# Work to do
Write out the records word for word, with no pictures.
--- Start Rows ---
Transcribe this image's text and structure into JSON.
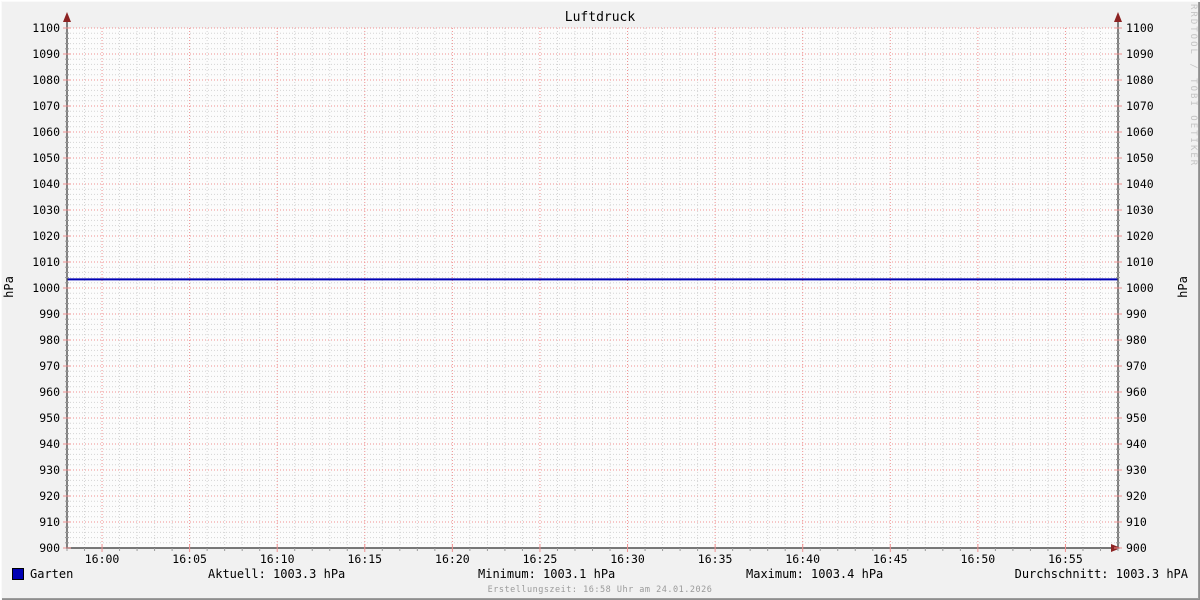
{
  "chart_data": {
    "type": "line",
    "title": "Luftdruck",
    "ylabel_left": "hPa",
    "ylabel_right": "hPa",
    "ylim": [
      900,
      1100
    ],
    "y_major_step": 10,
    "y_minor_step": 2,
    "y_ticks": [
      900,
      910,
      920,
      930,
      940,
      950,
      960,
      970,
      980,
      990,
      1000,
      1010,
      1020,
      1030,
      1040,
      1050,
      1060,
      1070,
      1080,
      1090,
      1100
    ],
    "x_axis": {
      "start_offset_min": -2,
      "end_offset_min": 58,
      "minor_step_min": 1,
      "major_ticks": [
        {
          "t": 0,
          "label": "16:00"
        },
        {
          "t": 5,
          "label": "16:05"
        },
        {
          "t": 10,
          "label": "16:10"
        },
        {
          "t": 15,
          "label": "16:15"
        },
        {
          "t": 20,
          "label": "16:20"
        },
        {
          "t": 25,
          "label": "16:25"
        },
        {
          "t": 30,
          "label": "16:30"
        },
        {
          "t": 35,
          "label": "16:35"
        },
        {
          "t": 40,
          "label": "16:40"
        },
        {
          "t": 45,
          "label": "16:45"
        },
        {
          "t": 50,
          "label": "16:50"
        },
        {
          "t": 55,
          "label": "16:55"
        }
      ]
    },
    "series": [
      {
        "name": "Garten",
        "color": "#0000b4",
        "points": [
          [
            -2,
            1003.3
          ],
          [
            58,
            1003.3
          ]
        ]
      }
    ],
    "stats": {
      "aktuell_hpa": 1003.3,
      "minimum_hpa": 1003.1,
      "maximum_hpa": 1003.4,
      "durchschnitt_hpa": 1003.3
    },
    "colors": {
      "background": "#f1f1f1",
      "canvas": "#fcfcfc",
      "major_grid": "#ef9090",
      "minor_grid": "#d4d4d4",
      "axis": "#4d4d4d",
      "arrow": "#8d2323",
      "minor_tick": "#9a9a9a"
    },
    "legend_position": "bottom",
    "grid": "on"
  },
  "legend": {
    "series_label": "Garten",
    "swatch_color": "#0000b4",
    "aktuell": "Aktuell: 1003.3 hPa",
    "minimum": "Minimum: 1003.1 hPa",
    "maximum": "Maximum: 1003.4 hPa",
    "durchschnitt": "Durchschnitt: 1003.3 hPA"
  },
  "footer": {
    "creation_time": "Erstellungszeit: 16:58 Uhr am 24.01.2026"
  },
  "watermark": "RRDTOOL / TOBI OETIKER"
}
--- End Rows ---
# Solution for this exercise
Transcribe this image's text and structure into JSON.
{
  "chart_data": {
    "type": "line",
    "title": "Luftdruck",
    "ylabel_left": "hPa",
    "ylabel_right": "hPa",
    "ylim": [
      900,
      1100
    ],
    "y_major_step": 10,
    "y_minor_step": 2,
    "y_ticks": [
      900,
      910,
      920,
      930,
      940,
      950,
      960,
      970,
      980,
      990,
      1000,
      1010,
      1020,
      1030,
      1040,
      1050,
      1060,
      1070,
      1080,
      1090,
      1100
    ],
    "x_axis": {
      "start_offset_min": -2,
      "end_offset_min": 58,
      "minor_step_min": 1,
      "major_ticks": [
        {
          "t": 0,
          "label": "16:00"
        },
        {
          "t": 5,
          "label": "16:05"
        },
        {
          "t": 10,
          "label": "16:10"
        },
        {
          "t": 15,
          "label": "16:15"
        },
        {
          "t": 20,
          "label": "16:20"
        },
        {
          "t": 25,
          "label": "16:25"
        },
        {
          "t": 30,
          "label": "16:30"
        },
        {
          "t": 35,
          "label": "16:35"
        },
        {
          "t": 40,
          "label": "16:40"
        },
        {
          "t": 45,
          "label": "16:45"
        },
        {
          "t": 50,
          "label": "16:50"
        },
        {
          "t": 55,
          "label": "16:55"
        }
      ]
    },
    "series": [
      {
        "name": "Garten",
        "color": "#0000b4",
        "points": [
          [
            -2,
            1003.3
          ],
          [
            58,
            1003.3
          ]
        ]
      }
    ],
    "stats": {
      "aktuell_hpa": 1003.3,
      "minimum_hpa": 1003.1,
      "maximum_hpa": 1003.4,
      "durchschnitt_hpa": 1003.3
    },
    "colors": {
      "background": "#f1f1f1",
      "canvas": "#fcfcfc",
      "major_grid": "#ef9090",
      "minor_grid": "#d4d4d4",
      "axis": "#4d4d4d",
      "arrow": "#8d2323",
      "minor_tick": "#9a9a9a"
    },
    "legend_position": "bottom",
    "grid": "on"
  },
  "legend": {
    "series_label": "Garten",
    "swatch_color": "#0000b4",
    "aktuell": "Aktuell: 1003.3 hPa",
    "minimum": "Minimum: 1003.1 hPa",
    "maximum": "Maximum: 1003.4 hPa",
    "durchschnitt": "Durchschnitt: 1003.3 hPA"
  },
  "footer": {
    "creation_time": "Erstellungszeit: 16:58 Uhr am 24.01.2026"
  },
  "watermark": "RRDTOOL / TOBI OETIKER"
}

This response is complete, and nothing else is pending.